Rows from a layout dataset:
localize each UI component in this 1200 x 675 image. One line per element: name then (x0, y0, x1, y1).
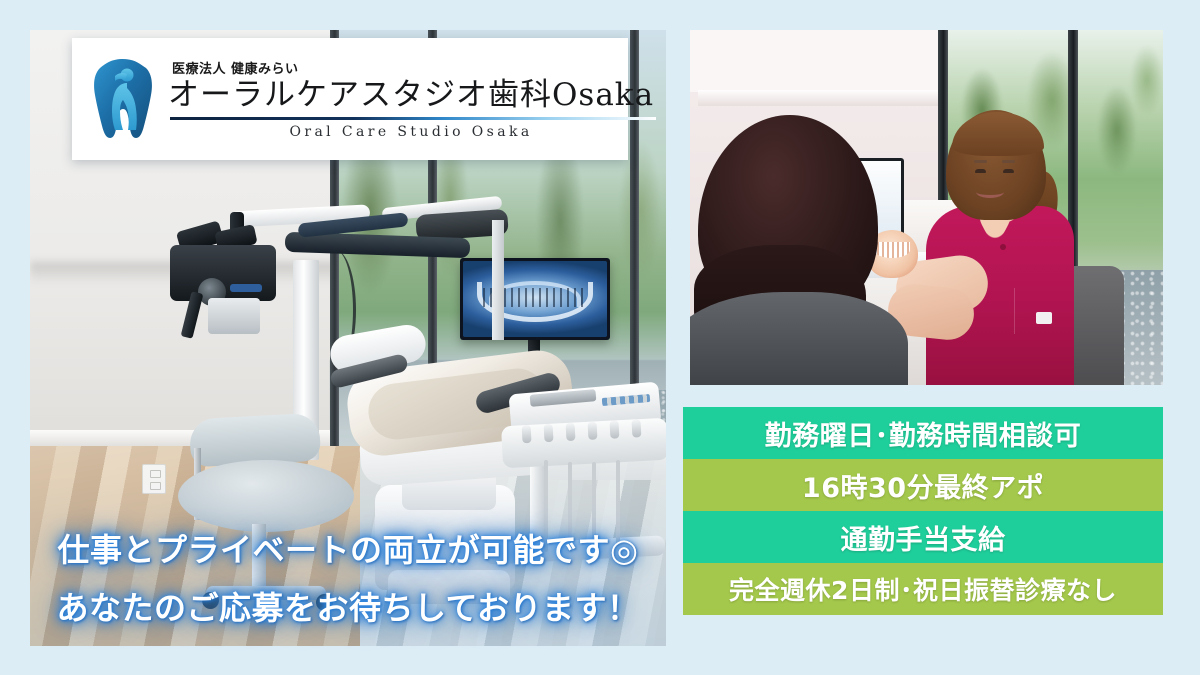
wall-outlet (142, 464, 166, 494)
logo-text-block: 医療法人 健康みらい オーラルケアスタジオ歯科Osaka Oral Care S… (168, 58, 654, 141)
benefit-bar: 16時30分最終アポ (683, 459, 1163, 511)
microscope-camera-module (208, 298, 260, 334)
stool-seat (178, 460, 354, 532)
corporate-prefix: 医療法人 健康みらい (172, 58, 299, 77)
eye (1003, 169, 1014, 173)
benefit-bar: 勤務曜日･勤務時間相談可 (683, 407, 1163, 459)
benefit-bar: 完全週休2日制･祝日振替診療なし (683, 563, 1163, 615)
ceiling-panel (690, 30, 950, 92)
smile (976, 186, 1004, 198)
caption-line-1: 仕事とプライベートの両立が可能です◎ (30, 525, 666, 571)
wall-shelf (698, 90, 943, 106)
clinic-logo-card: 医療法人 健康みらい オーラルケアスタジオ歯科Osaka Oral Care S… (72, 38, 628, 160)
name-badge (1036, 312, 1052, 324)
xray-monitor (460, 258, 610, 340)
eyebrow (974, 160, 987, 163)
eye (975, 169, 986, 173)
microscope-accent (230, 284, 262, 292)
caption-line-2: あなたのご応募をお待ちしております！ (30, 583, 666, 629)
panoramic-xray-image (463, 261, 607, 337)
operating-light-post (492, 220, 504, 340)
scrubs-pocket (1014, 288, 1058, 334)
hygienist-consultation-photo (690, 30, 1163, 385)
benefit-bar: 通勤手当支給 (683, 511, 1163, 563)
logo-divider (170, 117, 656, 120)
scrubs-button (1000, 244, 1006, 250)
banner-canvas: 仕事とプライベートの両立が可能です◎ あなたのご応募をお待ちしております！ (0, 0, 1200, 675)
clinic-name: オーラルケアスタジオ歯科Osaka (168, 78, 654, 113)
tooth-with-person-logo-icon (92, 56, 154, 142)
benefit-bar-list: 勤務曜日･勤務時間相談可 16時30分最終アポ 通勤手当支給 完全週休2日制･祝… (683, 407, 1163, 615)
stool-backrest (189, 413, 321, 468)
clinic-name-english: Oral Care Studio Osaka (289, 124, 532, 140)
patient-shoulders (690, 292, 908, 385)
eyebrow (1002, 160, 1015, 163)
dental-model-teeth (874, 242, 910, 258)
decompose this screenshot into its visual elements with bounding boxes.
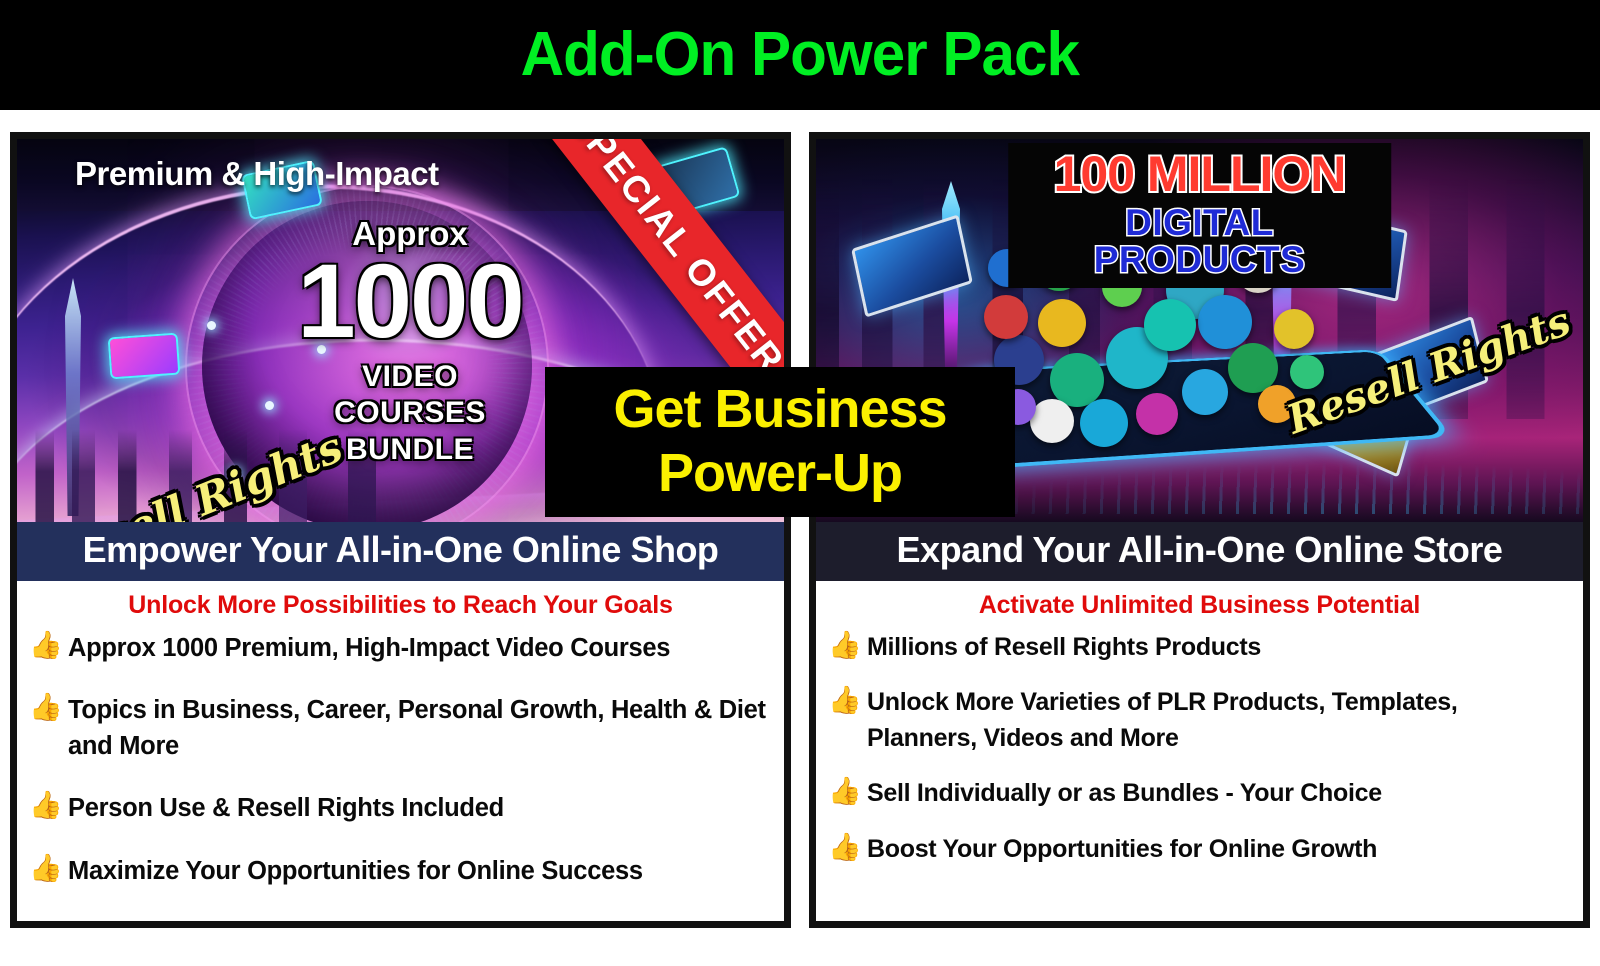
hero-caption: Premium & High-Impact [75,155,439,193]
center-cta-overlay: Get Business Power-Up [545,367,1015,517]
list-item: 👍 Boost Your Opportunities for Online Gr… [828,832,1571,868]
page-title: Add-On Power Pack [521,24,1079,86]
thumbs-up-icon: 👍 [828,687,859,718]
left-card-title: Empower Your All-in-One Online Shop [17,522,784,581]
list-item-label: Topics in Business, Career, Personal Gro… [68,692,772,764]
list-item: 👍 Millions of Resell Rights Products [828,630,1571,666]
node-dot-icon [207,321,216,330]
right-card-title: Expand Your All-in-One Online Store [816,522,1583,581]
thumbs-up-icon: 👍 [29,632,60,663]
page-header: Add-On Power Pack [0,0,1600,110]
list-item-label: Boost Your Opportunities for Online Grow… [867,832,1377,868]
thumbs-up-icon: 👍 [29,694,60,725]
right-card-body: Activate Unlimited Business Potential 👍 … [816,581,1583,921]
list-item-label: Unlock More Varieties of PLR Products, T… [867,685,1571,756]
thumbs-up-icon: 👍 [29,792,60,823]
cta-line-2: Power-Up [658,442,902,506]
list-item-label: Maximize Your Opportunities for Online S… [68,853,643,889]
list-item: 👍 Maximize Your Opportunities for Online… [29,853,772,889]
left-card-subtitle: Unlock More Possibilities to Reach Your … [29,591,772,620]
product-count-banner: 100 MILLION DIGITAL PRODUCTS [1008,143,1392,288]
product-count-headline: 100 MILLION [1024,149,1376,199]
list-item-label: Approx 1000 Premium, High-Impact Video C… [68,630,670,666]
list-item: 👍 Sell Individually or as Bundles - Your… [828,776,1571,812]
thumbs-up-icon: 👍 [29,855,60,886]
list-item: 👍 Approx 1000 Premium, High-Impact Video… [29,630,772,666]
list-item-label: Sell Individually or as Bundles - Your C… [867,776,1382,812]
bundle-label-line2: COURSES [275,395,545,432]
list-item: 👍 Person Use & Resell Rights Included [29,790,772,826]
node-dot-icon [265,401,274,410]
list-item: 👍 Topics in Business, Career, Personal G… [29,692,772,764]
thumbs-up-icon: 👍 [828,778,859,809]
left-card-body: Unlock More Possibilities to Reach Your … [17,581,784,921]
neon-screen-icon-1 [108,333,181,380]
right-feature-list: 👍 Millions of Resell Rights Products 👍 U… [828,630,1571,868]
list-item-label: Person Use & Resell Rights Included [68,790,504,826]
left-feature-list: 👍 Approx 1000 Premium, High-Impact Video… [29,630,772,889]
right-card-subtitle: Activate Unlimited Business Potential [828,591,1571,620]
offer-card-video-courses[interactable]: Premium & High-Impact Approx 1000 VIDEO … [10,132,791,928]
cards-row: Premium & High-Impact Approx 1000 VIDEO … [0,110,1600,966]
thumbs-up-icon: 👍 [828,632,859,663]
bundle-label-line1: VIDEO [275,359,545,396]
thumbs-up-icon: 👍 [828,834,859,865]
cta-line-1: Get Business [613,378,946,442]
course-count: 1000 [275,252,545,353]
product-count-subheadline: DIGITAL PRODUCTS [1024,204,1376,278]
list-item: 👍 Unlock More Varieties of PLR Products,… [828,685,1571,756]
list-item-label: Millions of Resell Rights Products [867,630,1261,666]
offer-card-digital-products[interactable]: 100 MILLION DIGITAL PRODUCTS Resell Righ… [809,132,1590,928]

* * *

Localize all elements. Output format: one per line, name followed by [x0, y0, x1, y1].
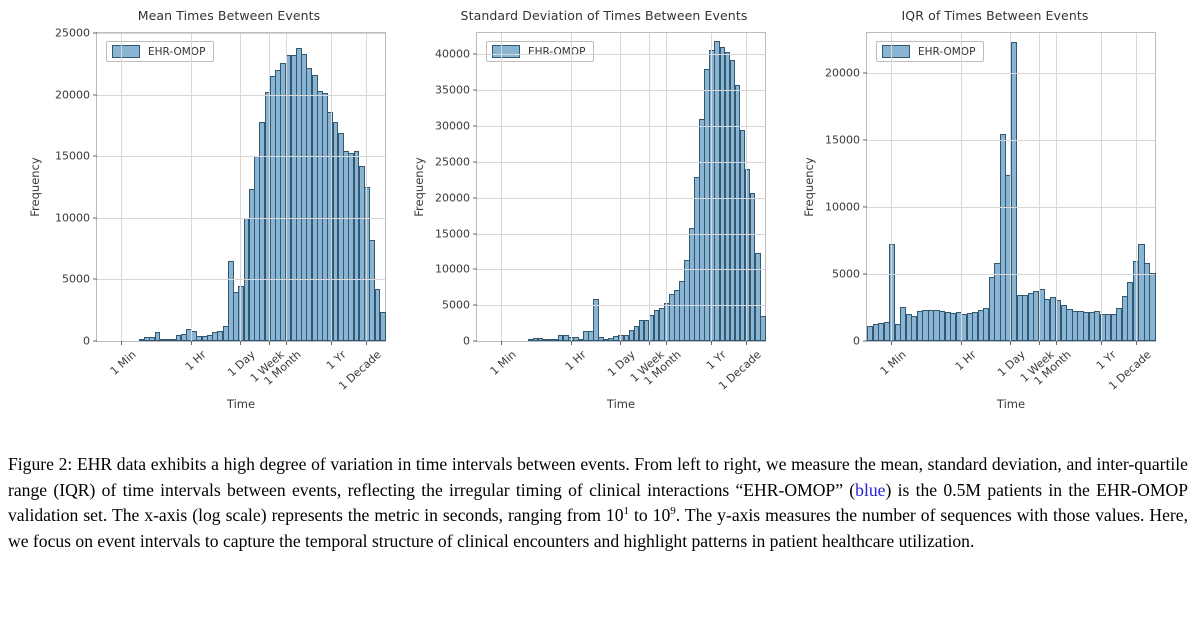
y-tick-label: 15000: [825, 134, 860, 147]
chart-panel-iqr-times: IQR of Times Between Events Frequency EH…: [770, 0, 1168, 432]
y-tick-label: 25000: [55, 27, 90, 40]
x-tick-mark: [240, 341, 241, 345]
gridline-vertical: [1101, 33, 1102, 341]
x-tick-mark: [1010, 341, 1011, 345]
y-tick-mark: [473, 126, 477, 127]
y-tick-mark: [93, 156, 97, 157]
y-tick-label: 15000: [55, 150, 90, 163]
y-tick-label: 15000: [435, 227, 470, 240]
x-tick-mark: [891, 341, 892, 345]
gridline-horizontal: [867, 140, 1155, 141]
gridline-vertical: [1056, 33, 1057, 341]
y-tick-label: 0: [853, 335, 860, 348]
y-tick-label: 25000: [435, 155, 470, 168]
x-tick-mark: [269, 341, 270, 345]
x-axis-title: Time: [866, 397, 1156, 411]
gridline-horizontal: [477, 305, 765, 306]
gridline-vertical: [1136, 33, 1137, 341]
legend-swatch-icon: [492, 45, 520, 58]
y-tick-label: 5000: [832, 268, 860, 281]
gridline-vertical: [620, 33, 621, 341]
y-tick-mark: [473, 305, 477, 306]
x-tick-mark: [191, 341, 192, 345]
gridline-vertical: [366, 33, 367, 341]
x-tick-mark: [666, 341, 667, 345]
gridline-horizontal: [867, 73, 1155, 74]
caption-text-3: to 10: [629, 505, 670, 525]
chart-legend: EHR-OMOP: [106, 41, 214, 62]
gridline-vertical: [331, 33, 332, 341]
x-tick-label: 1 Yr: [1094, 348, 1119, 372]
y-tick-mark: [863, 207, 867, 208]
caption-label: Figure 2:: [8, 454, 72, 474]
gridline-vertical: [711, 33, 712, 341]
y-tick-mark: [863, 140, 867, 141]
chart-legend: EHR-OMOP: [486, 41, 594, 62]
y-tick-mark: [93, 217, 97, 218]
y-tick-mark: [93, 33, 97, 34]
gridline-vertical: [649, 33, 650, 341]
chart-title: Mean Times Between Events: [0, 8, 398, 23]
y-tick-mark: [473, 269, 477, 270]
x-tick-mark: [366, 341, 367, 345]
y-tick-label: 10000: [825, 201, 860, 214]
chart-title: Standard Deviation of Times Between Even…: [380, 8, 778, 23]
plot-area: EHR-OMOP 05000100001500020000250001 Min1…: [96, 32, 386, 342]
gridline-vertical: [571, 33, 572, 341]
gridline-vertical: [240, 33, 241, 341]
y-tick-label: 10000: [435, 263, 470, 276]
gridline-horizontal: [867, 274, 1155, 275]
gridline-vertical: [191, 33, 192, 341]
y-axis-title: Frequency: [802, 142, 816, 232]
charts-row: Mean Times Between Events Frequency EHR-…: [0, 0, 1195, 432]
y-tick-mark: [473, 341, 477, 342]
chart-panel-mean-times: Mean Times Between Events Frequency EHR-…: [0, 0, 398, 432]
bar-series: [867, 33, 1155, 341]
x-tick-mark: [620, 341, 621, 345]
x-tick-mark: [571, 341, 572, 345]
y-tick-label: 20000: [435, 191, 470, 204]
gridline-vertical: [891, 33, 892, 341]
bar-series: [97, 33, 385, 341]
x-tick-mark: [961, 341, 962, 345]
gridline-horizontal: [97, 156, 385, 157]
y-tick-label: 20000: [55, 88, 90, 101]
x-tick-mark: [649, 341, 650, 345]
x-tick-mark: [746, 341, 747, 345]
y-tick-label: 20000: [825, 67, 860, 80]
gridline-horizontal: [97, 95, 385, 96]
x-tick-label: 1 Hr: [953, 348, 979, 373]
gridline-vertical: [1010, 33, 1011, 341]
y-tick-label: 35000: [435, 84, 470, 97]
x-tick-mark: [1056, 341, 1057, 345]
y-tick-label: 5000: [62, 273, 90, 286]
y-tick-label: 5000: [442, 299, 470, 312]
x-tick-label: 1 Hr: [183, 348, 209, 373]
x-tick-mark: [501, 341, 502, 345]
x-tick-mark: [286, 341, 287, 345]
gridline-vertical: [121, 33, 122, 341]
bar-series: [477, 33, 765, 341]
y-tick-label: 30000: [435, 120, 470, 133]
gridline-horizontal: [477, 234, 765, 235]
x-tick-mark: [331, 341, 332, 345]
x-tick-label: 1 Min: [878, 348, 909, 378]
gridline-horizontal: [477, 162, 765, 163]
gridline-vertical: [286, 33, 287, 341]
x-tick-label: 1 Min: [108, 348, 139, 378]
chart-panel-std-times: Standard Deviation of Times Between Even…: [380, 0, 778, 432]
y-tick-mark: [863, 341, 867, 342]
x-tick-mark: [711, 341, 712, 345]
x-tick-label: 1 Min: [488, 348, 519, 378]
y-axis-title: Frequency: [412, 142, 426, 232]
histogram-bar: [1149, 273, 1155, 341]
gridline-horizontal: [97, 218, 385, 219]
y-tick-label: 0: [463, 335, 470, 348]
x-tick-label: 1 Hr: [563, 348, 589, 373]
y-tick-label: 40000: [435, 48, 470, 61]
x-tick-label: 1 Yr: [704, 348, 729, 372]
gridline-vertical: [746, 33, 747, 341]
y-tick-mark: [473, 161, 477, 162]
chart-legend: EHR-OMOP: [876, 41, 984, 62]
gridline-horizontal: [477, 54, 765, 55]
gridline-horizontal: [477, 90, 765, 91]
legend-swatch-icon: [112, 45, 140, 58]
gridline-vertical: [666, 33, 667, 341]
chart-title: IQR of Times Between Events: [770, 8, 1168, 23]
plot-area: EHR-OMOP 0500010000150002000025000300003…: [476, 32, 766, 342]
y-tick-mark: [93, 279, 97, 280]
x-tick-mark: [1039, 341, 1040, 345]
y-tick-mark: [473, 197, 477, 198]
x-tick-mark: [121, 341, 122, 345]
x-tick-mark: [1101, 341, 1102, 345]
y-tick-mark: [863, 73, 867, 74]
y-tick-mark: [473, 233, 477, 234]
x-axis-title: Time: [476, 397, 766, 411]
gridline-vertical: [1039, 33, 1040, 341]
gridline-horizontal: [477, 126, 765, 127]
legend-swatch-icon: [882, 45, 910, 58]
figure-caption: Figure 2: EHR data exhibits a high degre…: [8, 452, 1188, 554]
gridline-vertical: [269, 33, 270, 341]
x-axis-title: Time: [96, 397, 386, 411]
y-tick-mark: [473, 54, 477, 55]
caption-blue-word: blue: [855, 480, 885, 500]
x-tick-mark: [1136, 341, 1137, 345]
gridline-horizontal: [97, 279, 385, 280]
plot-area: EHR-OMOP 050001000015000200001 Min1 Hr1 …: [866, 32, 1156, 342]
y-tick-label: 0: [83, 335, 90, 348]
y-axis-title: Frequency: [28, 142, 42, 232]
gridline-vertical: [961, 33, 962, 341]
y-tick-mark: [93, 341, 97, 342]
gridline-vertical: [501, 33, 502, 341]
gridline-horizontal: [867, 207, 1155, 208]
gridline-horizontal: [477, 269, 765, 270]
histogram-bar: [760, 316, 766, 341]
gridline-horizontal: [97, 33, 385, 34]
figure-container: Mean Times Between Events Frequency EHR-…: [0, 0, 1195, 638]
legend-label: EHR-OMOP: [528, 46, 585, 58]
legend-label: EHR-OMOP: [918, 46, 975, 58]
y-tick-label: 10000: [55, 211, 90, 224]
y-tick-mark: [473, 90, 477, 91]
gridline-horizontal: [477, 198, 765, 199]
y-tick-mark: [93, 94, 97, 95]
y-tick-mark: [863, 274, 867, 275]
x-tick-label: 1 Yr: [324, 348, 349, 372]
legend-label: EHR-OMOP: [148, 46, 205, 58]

WHAT THE TASK REQUIRES: Return every line of the listing above without changes, from the line containing "hero-caption: Premium &" down through the line containing "right-card-title: Expand Your", including both of those lines.

ANSWER TO THE TASK:
hero-caption: Premium & High-Impact [75,155,439,193]
center-cta-overlay: Get Business Power-Up [545,367,1015,517]
list-item: 👍 Boost Your Opportunities for Online Gr… [828,832,1571,868]
page-title: Add-On Power Pack [521,24,1079,86]
thumbs-up-icon: 👍 [828,687,859,718]
left-card-title: Empower Your All-in-One Online Shop [17,522,784,581]
list-item-label: Topics in Business, Career, Personal Gro… [68,692,772,764]
list-item: 👍 Millions of Resell Rights Products [828,630,1571,666]
node-dot-icon [207,321,216,330]
right-card-title: Expand Your All-in-One Online Store [816,522,1583,581]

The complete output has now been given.